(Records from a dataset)
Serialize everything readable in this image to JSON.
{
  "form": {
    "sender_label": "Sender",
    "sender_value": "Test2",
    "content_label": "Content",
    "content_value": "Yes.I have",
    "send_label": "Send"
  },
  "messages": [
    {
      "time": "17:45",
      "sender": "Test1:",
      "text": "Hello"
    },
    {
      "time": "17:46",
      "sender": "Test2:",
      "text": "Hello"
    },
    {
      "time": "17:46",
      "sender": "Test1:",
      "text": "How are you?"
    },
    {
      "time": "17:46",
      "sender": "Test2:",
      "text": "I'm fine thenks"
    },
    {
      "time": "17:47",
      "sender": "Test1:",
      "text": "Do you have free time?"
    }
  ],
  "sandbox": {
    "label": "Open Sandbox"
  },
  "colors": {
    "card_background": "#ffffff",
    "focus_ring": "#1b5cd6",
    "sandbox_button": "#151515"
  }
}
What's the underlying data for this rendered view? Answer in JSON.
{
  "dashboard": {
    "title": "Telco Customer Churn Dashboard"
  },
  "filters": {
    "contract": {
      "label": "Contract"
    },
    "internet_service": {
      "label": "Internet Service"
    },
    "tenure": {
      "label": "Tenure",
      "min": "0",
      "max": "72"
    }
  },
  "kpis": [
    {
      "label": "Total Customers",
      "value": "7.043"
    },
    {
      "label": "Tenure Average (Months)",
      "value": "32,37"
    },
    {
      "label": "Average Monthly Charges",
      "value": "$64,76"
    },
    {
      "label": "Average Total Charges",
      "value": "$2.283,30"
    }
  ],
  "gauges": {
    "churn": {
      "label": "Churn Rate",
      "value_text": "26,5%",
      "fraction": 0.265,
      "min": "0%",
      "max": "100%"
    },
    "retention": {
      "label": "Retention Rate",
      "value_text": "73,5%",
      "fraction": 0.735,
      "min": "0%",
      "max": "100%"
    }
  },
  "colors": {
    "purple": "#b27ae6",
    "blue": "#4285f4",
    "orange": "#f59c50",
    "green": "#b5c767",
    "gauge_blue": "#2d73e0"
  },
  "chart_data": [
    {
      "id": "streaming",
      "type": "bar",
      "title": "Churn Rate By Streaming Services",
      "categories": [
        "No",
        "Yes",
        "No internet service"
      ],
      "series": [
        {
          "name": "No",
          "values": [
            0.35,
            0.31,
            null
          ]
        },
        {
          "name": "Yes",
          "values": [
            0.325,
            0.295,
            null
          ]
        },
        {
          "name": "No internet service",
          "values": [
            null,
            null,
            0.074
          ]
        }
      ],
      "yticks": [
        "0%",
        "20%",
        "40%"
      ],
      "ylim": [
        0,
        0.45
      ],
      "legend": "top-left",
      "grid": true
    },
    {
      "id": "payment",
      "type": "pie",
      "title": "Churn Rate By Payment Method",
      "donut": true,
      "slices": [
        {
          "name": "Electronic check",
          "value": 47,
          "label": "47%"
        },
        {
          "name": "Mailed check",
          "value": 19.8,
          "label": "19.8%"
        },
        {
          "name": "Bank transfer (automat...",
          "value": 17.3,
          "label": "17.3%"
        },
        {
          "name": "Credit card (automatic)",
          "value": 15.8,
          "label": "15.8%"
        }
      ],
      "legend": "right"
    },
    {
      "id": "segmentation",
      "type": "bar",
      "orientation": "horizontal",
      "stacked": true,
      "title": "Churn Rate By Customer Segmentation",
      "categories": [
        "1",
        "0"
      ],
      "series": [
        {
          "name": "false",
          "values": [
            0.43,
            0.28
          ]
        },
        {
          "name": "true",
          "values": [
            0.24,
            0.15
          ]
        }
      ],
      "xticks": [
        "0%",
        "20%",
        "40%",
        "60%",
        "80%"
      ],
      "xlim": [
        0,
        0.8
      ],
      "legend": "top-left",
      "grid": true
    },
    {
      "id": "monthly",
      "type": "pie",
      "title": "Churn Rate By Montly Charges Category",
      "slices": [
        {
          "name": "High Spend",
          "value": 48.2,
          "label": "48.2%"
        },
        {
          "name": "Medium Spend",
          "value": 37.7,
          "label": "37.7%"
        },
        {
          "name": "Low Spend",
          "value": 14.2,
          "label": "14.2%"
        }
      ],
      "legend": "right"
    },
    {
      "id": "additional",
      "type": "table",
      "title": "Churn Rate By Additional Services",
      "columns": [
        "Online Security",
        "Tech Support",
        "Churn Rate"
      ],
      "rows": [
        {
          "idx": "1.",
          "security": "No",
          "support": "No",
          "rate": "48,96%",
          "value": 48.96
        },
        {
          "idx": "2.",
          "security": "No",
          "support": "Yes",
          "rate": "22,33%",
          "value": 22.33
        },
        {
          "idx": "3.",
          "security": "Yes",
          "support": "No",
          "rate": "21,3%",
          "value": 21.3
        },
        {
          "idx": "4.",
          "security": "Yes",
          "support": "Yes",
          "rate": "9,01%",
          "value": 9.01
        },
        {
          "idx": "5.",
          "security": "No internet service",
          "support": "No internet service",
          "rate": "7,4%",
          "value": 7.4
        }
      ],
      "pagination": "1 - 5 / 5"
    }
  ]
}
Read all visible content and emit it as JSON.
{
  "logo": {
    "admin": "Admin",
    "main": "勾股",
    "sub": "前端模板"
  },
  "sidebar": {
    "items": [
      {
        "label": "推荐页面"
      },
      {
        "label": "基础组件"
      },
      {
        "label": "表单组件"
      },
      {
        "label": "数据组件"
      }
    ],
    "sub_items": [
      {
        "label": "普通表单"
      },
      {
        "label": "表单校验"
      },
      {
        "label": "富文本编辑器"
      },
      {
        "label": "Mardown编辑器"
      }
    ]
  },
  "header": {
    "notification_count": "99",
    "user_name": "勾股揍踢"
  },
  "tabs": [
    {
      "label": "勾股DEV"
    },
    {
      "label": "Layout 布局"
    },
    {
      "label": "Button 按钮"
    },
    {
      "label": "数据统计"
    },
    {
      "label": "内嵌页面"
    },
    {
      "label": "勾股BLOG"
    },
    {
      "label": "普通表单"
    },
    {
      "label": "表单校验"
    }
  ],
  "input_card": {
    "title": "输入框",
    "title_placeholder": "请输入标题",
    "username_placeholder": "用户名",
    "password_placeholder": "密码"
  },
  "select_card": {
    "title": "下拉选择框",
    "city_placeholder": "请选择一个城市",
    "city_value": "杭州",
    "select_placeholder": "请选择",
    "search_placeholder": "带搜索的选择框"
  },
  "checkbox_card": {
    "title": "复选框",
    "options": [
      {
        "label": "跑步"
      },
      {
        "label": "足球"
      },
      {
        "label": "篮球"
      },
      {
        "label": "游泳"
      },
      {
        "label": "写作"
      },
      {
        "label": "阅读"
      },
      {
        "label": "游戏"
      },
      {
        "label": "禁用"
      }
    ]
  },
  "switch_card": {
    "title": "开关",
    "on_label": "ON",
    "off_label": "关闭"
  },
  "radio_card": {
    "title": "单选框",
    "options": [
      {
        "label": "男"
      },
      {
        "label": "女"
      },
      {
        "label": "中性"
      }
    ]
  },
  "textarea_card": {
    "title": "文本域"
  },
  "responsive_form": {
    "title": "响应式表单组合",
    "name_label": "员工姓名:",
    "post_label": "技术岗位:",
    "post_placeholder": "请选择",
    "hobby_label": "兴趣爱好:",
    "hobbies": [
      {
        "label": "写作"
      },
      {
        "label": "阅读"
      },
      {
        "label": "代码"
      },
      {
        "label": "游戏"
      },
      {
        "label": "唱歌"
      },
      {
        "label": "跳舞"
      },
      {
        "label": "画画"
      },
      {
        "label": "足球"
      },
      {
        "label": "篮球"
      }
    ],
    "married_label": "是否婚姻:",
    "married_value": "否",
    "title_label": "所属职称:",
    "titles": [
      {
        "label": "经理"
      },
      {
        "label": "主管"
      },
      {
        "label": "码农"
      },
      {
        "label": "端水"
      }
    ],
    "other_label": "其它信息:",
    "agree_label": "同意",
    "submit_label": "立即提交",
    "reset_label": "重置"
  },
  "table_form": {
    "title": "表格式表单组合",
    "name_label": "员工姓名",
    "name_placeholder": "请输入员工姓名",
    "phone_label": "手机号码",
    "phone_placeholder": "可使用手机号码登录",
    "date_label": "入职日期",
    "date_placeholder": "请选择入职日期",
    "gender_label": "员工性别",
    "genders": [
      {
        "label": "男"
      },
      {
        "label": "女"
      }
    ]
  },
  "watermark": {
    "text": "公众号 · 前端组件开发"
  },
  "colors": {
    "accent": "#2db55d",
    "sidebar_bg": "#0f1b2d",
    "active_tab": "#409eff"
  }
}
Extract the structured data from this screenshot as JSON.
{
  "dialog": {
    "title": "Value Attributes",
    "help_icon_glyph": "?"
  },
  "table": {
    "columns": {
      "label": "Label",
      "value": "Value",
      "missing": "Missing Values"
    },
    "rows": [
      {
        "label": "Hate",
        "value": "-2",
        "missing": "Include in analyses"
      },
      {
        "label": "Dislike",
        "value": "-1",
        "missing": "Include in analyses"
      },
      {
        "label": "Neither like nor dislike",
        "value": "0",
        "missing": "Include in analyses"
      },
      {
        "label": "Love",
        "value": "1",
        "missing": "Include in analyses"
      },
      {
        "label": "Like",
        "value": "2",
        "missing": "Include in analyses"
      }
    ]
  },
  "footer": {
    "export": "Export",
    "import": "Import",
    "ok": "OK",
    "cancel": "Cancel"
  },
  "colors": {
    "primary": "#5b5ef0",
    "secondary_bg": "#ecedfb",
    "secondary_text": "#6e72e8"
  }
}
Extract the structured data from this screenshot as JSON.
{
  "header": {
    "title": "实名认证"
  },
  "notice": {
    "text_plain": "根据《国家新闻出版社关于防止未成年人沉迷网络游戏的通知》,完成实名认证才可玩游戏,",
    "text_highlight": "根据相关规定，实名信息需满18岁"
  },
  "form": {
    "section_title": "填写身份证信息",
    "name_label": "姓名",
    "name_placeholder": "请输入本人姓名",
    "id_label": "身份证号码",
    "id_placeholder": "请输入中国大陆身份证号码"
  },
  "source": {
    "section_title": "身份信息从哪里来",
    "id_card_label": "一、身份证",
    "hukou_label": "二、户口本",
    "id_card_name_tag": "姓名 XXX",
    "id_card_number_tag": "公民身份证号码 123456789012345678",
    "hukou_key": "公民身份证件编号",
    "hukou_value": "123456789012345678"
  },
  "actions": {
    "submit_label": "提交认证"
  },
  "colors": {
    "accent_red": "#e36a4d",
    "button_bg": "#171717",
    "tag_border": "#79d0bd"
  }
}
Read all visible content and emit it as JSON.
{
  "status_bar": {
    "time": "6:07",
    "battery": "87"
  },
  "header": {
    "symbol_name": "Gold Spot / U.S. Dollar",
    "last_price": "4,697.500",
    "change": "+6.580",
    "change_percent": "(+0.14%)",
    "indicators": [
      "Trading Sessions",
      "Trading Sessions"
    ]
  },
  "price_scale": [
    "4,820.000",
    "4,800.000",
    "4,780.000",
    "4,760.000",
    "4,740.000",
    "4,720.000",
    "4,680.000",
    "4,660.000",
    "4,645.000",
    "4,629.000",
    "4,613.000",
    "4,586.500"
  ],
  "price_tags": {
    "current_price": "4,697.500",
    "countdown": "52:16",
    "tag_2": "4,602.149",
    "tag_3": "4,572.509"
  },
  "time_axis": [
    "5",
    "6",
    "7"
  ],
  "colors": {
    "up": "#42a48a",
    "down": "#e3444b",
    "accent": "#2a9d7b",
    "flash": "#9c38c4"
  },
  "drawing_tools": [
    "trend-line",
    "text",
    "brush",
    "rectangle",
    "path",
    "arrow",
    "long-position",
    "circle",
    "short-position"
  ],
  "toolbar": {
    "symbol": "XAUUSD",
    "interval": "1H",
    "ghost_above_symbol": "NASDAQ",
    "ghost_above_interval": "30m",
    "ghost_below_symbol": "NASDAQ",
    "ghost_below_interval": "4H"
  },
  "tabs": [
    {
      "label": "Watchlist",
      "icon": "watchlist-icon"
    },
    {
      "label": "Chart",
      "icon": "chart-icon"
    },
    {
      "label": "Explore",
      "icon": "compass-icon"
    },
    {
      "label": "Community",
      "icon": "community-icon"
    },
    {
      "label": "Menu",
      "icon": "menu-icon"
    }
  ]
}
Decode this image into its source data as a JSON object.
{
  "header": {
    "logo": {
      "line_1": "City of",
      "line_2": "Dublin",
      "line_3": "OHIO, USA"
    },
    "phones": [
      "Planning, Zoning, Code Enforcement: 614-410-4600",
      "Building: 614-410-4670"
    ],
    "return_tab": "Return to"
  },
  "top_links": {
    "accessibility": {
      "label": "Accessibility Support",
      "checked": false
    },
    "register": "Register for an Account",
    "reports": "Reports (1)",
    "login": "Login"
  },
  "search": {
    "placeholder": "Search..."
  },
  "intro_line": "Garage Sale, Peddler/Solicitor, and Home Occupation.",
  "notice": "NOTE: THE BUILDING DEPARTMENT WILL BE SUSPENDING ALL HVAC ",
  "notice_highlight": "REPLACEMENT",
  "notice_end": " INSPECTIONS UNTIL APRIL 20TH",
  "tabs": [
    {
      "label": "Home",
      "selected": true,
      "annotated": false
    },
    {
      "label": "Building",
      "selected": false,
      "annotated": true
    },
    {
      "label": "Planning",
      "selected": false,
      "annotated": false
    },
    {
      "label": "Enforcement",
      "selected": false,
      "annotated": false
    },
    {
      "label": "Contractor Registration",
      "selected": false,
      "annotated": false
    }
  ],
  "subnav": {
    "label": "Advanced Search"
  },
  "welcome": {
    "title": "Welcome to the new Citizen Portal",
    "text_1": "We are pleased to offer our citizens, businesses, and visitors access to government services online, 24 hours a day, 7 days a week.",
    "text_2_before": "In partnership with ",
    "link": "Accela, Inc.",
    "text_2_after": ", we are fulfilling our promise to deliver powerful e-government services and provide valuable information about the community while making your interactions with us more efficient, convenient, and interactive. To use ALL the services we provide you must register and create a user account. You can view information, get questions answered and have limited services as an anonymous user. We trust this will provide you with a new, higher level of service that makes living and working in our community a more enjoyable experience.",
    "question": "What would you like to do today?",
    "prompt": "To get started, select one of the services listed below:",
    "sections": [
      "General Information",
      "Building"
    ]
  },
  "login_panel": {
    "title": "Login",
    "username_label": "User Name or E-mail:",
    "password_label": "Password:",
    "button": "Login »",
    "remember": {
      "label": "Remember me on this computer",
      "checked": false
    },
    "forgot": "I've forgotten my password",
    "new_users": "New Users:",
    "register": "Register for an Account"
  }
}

## REQUIREMENTS
Give only the number of lines in the entries that contain "Trading".

## ANSWER FOR THE TASK
2